Extracts from a graphics dataset

○ ○ ○ ○ ○ ○ ○

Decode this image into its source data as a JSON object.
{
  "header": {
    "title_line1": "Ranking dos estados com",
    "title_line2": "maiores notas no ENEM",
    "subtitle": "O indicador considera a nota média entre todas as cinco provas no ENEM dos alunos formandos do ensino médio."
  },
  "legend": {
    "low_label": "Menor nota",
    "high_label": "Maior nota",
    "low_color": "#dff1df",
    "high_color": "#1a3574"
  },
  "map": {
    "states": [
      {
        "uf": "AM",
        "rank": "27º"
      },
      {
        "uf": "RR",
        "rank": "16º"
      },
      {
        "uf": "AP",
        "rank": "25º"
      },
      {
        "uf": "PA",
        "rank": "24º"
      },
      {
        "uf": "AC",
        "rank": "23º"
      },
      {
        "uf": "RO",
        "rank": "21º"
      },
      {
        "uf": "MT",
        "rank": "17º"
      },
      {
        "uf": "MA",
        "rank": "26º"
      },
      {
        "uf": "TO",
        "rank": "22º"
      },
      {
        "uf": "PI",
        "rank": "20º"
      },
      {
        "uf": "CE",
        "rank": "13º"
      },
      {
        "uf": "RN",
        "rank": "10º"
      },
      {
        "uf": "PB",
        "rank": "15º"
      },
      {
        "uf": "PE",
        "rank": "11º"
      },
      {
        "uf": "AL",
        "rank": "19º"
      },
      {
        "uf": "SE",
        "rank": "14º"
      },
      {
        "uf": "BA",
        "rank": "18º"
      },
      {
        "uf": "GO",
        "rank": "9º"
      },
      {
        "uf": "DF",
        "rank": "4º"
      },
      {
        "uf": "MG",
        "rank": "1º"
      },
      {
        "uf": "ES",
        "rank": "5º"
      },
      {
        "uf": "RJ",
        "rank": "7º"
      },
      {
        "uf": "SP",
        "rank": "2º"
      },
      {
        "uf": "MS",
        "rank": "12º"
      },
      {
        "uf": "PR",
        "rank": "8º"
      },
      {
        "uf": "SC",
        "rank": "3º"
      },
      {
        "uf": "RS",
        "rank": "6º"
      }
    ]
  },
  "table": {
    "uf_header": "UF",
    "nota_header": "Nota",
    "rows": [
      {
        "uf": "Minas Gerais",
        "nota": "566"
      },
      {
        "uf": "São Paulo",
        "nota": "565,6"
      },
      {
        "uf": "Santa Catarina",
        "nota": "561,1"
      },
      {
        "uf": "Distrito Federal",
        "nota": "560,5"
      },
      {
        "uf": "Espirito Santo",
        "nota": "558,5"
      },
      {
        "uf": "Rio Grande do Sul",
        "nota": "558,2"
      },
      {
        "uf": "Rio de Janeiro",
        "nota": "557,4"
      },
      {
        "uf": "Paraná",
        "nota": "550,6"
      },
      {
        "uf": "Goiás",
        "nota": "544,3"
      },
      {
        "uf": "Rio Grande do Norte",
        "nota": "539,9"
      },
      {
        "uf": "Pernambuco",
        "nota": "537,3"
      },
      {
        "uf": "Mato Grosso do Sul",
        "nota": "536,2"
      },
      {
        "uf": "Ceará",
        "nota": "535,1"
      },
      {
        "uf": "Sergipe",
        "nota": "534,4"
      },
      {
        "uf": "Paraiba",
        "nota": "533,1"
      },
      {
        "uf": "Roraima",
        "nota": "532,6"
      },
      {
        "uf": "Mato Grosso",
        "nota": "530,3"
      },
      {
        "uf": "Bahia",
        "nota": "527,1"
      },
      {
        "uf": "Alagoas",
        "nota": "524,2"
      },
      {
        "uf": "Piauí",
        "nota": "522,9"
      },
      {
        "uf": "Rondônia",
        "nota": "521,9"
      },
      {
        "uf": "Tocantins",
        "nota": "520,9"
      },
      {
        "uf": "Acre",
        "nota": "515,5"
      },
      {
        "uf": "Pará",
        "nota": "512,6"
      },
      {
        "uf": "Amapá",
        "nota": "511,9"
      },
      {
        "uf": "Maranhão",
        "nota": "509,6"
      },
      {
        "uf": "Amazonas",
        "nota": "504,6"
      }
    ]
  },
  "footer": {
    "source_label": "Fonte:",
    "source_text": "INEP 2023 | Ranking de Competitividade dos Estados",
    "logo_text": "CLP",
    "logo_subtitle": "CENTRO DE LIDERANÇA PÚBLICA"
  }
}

○ ○ ○ ○ ○ ○ ○

◆ **STATED PROBLEM**
Repeat the material above in full, keeping every word.

◆ **SOLUTION BELOW**
Decode this image into its source data as a JSON object.
{
  "header": {
    "title_line1": "Ranking dos estados com",
    "title_line2": "maiores notas no ENEM",
    "subtitle": "O indicador considera a nota média entre todas as cinco provas no ENEM dos alunos formandos do ensino médio."
  },
  "legend": {
    "low_label": "Menor nota",
    "high_label": "Maior nota",
    "low_color": "#dff1df",
    "high_color": "#1a3574"
  },
  "map": {
    "states": [
      {
        "uf": "AM",
        "rank": "27º"
      },
      {
        "uf": "RR",
        "rank": "16º"
      },
      {
        "uf": "AP",
        "rank": "25º"
      },
      {
        "uf": "PA",
        "rank": "24º"
      },
      {
        "uf": "AC",
        "rank": "23º"
      },
      {
        "uf": "RO",
        "rank": "21º"
      },
      {
        "uf": "MT",
        "rank": "17º"
      },
      {
        "uf": "MA",
        "rank": "26º"
      },
      {
        "uf": "TO",
        "rank": "22º"
      },
      {
        "uf": "PI",
        "rank": "20º"
      },
      {
        "uf": "CE",
        "rank": "13º"
      },
      {
        "uf": "RN",
        "rank": "10º"
      },
      {
        "uf": "PB",
        "rank": "15º"
      },
      {
        "uf": "PE",
        "rank": "11º"
      },
      {
        "uf": "AL",
        "rank": "19º"
      },
      {
        "uf": "SE",
        "rank": "14º"
      },
      {
        "uf": "BA",
        "rank": "18º"
      },
      {
        "uf": "GO",
        "rank": "9º"
      },
      {
        "uf": "DF",
        "rank": "4º"
      },
      {
        "uf": "MG",
        "rank": "1º"
      },
      {
        "uf": "ES",
        "rank": "5º"
      },
      {
        "uf": "RJ",
        "rank": "7º"
      },
      {
        "uf": "SP",
        "rank": "2º"
      },
      {
        "uf": "MS",
        "rank": "12º"
      },
      {
        "uf": "PR",
        "rank": "8º"
      },
      {
        "uf": "SC",
        "rank": "3º"
      },
      {
        "uf": "RS",
        "rank": "6º"
      }
    ]
  },
  "table": {
    "uf_header": "UF",
    "nota_header": "Nota",
    "rows": [
      {
        "uf": "Minas Gerais",
        "nota": "566"
      },
      {
        "uf": "São Paulo",
        "nota": "565,6"
      },
      {
        "uf": "Santa Catarina",
        "nota": "561,1"
      },
      {
        "uf": "Distrito Federal",
        "nota": "560,5"
      },
      {
        "uf": "Espirito Santo",
        "nota": "558,5"
      },
      {
        "uf": "Rio Grande do Sul",
        "nota": "558,2"
      },
      {
        "uf": "Rio de Janeiro",
        "nota": "557,4"
      },
      {
        "uf": "Paraná",
        "nota": "550,6"
      },
      {
        "uf": "Goiás",
        "nota": "544,3"
      },
      {
        "uf": "Rio Grande do Norte",
        "nota": "539,9"
      },
      {
        "uf": "Pernambuco",
        "nota": "537,3"
      },
      {
        "uf": "Mato Grosso do Sul",
        "nota": "536,2"
      },
      {
        "uf": "Ceará",
        "nota": "535,1"
      },
      {
        "uf": "Sergipe",
        "nota": "534,4"
      },
      {
        "uf": "Paraiba",
        "nota": "533,1"
      },
      {
        "uf": "Roraima",
        "nota": "532,6"
      },
      {
        "uf": "Mato Grosso",
        "nota": "530,3"
      },
      {
        "uf": "Bahia",
        "nota": "527,1"
      },
      {
        "uf": "Alagoas",
        "nota": "524,2"
      },
      {
        "uf": "Piauí",
        "nota": "522,9"
      },
      {
        "uf": "Rondônia",
        "nota": "521,9"
      },
      {
        "uf": "Tocantins",
        "nota": "520,9"
      },
      {
        "uf": "Acre",
        "nota": "515,5"
      },
      {
        "uf": "Pará",
        "nota": "512,6"
      },
      {
        "uf": "Amapá",
        "nota": "511,9"
      },
      {
        "uf": "Maranhão",
        "nota": "509,6"
      },
      {
        "uf": "Amazonas",
        "nota": "504,6"
      }
    ]
  },
  "footer": {
    "source_label": "Fonte:",
    "source_text": "INEP 2023 | Ranking de Competitividade dos Estados",
    "logo_text": "CLP",
    "logo_subtitle": "CENTRO DE LIDERANÇA PÚBLICA"
  }
}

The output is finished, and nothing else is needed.